> [EXERCISE AIM]
Please quote every line word for word.

> [EXERCISE INPUT]
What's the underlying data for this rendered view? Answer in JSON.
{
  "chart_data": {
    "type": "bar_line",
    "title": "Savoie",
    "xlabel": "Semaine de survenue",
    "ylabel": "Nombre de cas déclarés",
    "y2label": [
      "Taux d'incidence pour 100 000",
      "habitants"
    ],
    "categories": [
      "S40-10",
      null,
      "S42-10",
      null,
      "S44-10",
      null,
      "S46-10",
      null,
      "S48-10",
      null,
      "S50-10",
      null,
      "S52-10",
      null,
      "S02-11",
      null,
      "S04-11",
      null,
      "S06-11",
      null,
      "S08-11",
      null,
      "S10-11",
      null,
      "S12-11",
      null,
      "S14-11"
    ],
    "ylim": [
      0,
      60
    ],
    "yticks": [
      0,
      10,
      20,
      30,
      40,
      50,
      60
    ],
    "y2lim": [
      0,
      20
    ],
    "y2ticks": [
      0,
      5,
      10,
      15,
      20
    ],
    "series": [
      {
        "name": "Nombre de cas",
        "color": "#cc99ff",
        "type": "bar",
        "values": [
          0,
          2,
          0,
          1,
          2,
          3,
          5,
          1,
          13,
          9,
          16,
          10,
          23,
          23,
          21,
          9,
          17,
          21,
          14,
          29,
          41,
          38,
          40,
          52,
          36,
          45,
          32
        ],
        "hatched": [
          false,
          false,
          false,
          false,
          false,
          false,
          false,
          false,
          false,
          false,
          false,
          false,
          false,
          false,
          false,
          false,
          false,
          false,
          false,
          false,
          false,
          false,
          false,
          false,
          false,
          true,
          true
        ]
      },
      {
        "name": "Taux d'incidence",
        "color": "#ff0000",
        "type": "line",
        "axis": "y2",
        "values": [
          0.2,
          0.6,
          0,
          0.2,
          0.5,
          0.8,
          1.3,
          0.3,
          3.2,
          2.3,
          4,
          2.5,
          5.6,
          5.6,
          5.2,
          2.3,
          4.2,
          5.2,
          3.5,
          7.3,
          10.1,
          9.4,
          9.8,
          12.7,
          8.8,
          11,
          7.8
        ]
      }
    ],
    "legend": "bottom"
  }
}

> [ANSWER TO THE EXERCISE]
What's the underlying data for this rendered view? Answer in JSON.
{
  "chart_data": {
    "type": "bar_line",
    "title": "Savoie",
    "xlabel": "Semaine de survenue",
    "ylabel": "Nombre de cas déclarés",
    "y2label": [
      "Taux d'incidence pour 100 000",
      "habitants"
    ],
    "categories": [
      "S40-10",
      null,
      "S42-10",
      null,
      "S44-10",
      null,
      "S46-10",
      null,
      "S48-10",
      null,
      "S50-10",
      null,
      "S52-10",
      null,
      "S02-11",
      null,
      "S04-11",
      null,
      "S06-11",
      null,
      "S08-11",
      null,
      "S10-11",
      null,
      "S12-11",
      null,
      "S14-11"
    ],
    "ylim": [
      0,
      60
    ],
    "yticks": [
      0,
      10,
      20,
      30,
      40,
      50,
      60
    ],
    "y2lim": [
      0,
      20
    ],
    "y2ticks": [
      0,
      5,
      10,
      15,
      20
    ],
    "series": [
      {
        "name": "Nombre de cas",
        "color": "#cc99ff",
        "type": "bar",
        "values": [
          0,
          2,
          0,
          1,
          2,
          3,
          5,
          1,
          13,
          9,
          16,
          10,
          23,
          23,
          21,
          9,
          17,
          21,
          14,
          29,
          41,
          38,
          40,
          52,
          36,
          45,
          32
        ],
        "hatched": [
          false,
          false,
          false,
          false,
          false,
          false,
          false,
          false,
          false,
          false,
          false,
          false,
          false,
          false,
          false,
          false,
          false,
          false,
          false,
          false,
          false,
          false,
          false,
          false,
          false,
          true,
          true
        ]
      },
      {
        "name": "Taux d'incidence",
        "color": "#ff0000",
        "type": "line",
        "axis": "y2",
        "values": [
          0.2,
          0.6,
          0,
          0.2,
          0.5,
          0.8,
          1.3,
          0.3,
          3.2,
          2.3,
          4,
          2.5,
          5.6,
          5.6,
          5.2,
          2.3,
          4.2,
          5.2,
          3.5,
          7.3,
          10.1,
          9.4,
          9.8,
          12.7,
          8.8,
          11,
          7.8
        ]
      }
    ],
    "legend": "bottom"
  }
}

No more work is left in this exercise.